** BEGIN **

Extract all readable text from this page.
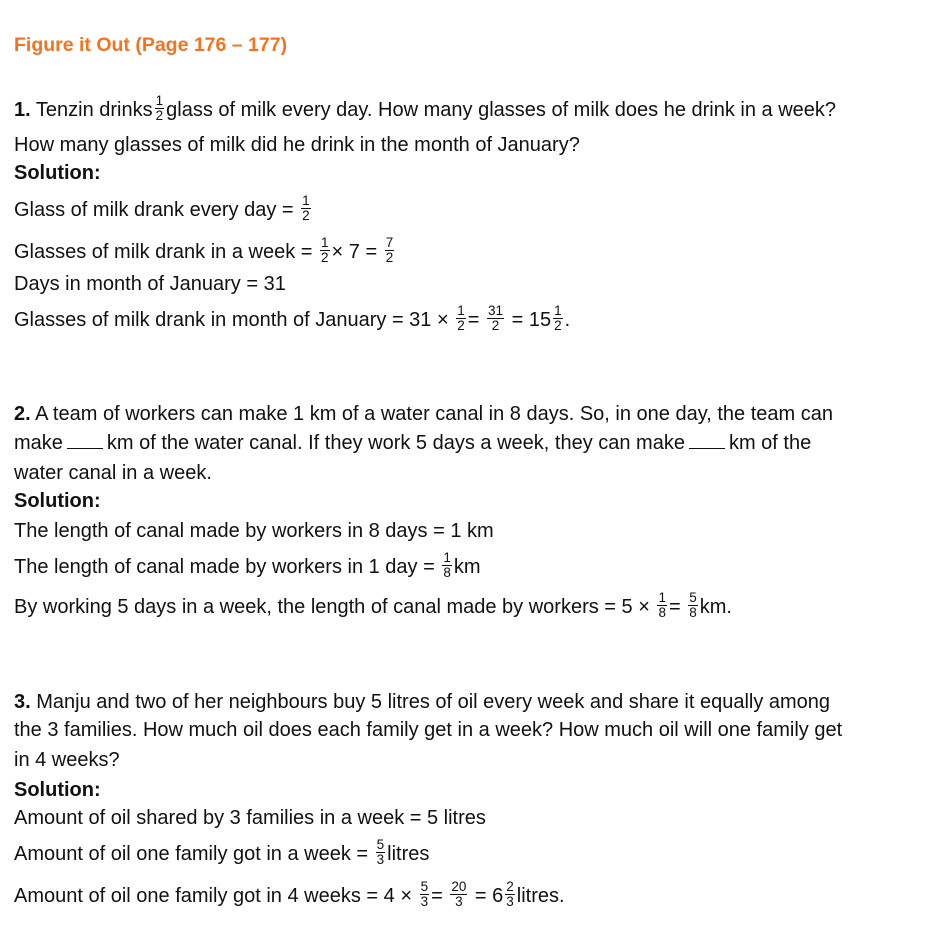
Figure it Out (Page 176 – 177)
1. Tenzin drinks $\frac{1}{2}$ glass of milk every day. How many glasses of milk does he drink in a week?
How many glasses of milk did he drink in the month of January?
Solution:
Glass of milk drank every day = $\frac{1}{2}$
Glasses of milk drank in a week = $\frac{1}{2} \times 7 = \frac{7}{2}$
Days in month of January = 31
Glasses of milk drank in month of January = $31 \times \frac{1}{2} = \frac{31}{2} = 15 \frac{1}{2}$ .
2. A team of workers can make 1 km of a water canal in 8 days. So, in one day, the team can
make km of the water canal. If they work 5 days a week, they can make km of the
water canal in a week.
Solution:
The length of canal made by workers in 8 days = 1 km
The length of canal made by workers in 1 day = $\frac{1}{8}$ km
By working 5 days in a week, the length of canal made by workers = $5 \times \frac{1}{8} = \frac{5}{8}$ km.
3. Manju and two of her neighbours buy 5 litres of oil every week and share it equally among
the 3 families. How much oil does each family get in a week? How much oil will one family get
in 4 weeks?
Solution:
Amount of oil shared by 3 families in a week = 5 litres
Amount of oil one family got in a week = $\frac{5}{3}$ litres
Amount of oil one family got in 4 weeks = $4 \times \frac{5}{3} = \frac{20}{3} = 6 \frac{2}{3}$ litres.
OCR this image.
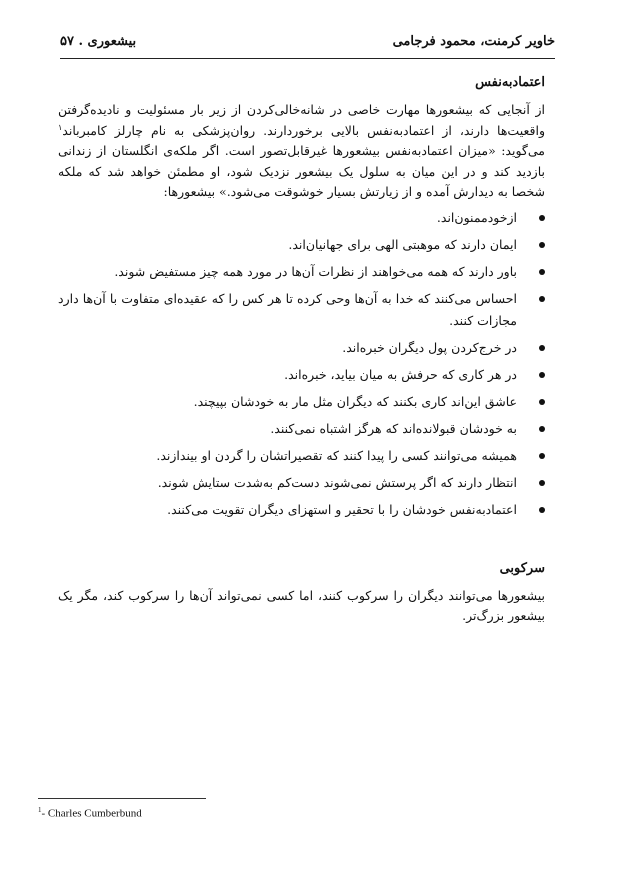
بیشعوری . ۵۷	خاویر کرمنت، محمود فرجامی
اعتمادبه‌نفس

از آنجایی که بیشعورها مهارت خاصی در شانه‌خالی‌کردن از زیر بار مسئولیت و نادیده‌گرفتن واقعیت‌ها دارند، از اعتمادبه‌نفس بالایی برخوردارند. روان‌پزشکی به نام چارلز کامبرباند$^۱$ می‌گوید: «میزان اعتمادبه‌نفس بیشعورها غیرقابل‌تصور است. اگر ملکه‌ی انگلستان از زندانی بازدید کند و در این میان به سلول یک بیشعور نزدیک شود، او مطمئن خواهد شد که ملکه شخصا به دیدارش آمده و از زیارتش بسیار خوشوقت می‌شود.» بیشعورها:

از‌خودممنون‌اند.
ایمان دارند که موهبتی الهی برای جهانیان‌اند.
باور دارند که همه می‌خواهند از نظرات آن‌ها در مورد همه چیز مستفیض شوند.
احساس می‌کنند که خدا به آن‌ها وحی کرده تا هر کس را که عقیده‌ای متفاوت با آن‌ها دارد مجازات کنند.
در خرج‌کردن پول دیگران خبره‌اند.
در هر کاری که حرفش به میان بیاید، خبره‌اند.
عاشق این‌اند کاری بکنند که دیگران مثل مار به خودشان بپیچند.
به خودشان قبولانده‌اند که هرگز اشتباه نمی‌کنند.
همیشه می‌توانند کسی را پیدا کنند که تقصیراتشان را گردن او بیندازند.
انتظار دارند که اگر پرستش نمی‌شوند دست‌کم به‌شدت ستایش شوند.
اعتمادبه‌نفس خودشان را با تحقیر و استهزای دیگران تقویت می‌کنند.
سرکوبی

بیشعورها می‌توانند دیگران را سرکوب کنند، اما کسی نمی‌تواند آن‌ها را سرکوب کند، مگر یک بیشعور بزرگ‌تر.

$^1$- Charles Cumberbund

** END **

=== What this task involves ===
Take the records above and transcribe them exactly, dropping every picture.

=== Task response ===
Extract all readable text from this page.
Figure it Out (Page 176 – 177)
1. Tenzin drinks $\frac{1}{2}$ glass of milk every day. How many glasses of milk does he drink in a week?
How many glasses of milk did he drink in the month of January?
Solution:
Glass of milk drank every day = $\frac{1}{2}$
Glasses of milk drank in a week = $\frac{1}{2} \times 7 = \frac{7}{2}$
Days in month of January = 31
Glasses of milk drank in month of January = $31 \times \frac{1}{2} = \frac{31}{2} = 15 \frac{1}{2}$ .
2. A team of workers can make 1 km of a water canal in 8 days. So, in one day, the team can
make km of the water canal. If they work 5 days a week, they can make km of the
water canal in a week.
Solution:
The length of canal made by workers in 8 days = 1 km
The length of canal made by workers in 1 day = $\frac{1}{8}$ km
By working 5 days in a week, the length of canal made by workers = $5 \times \frac{1}{8} = \frac{5}{8}$ km.
3. Manju and two of her neighbours buy 5 litres of oil every week and share it equally among
the 3 families. How much oil does each family get in a week? How much oil will one family get
in 4 weeks?
Solution:
Amount of oil shared by 3 families in a week = 5 litres
Amount of oil one family got in a week = $\frac{5}{3}$ litres
Amount of oil one family got in 4 weeks = $4 \times \frac{5}{3} = \frac{20}{3} = 6 \frac{2}{3}$ litres.
OCR this image.
بیشعوری . ۵۷	خاویر کرمنت، محمود فرجامی
اعتمادبه‌نفس

از آنجایی که بیشعورها مهارت خاصی در شانه‌خالی‌کردن از زیر بار مسئولیت و نادیده‌گرفتن واقعیت‌ها دارند، از اعتمادبه‌نفس بالایی برخوردارند. روان‌پزشکی به نام چارلز کامبرباند$^۱$ می‌گوید: «میزان اعتمادبه‌نفس بیشعورها غیرقابل‌تصور است. اگر ملکه‌ی انگلستان از زندانی بازدید کند و در این میان به سلول یک بیشعور نزدیک شود، او مطمئن خواهد شد که ملکه شخصا به دیدارش آمده و از زیارتش بسیار خوشوقت می‌شود.» بیشعورها:

از‌خودممنون‌اند.
ایمان دارند که موهبتی الهی برای جهانیان‌اند.
باور دارند که همه می‌خواهند از نظرات آن‌ها در مورد همه چیز مستفیض شوند.
احساس می‌کنند که خدا به آن‌ها وحی کرده تا هر کس را که عقیده‌ای متفاوت با آن‌ها دارد مجازات کنند.
در خرج‌کردن پول دیگران خبره‌اند.
در هر کاری که حرفش به میان بیاید، خبره‌اند.
عاشق این‌اند کاری بکنند که دیگران مثل مار به خودشان بپیچند.
به خودشان قبولانده‌اند که هرگز اشتباه نمی‌کنند.
همیشه می‌توانند کسی را پیدا کنند که تقصیراتشان را گردن او بیندازند.
انتظار دارند که اگر پرستش نمی‌شوند دست‌کم به‌شدت ستایش شوند.
اعتمادبه‌نفس خودشان را با تحقیر و استهزای دیگران تقویت می‌کنند.
سرکوبی

بیشعورها می‌توانند دیگران را سرکوب کنند، اما کسی نمی‌تواند آن‌ها را سرکوب کند، مگر یک بیشعور بزرگ‌تر.

$^1$- Charles Cumberbund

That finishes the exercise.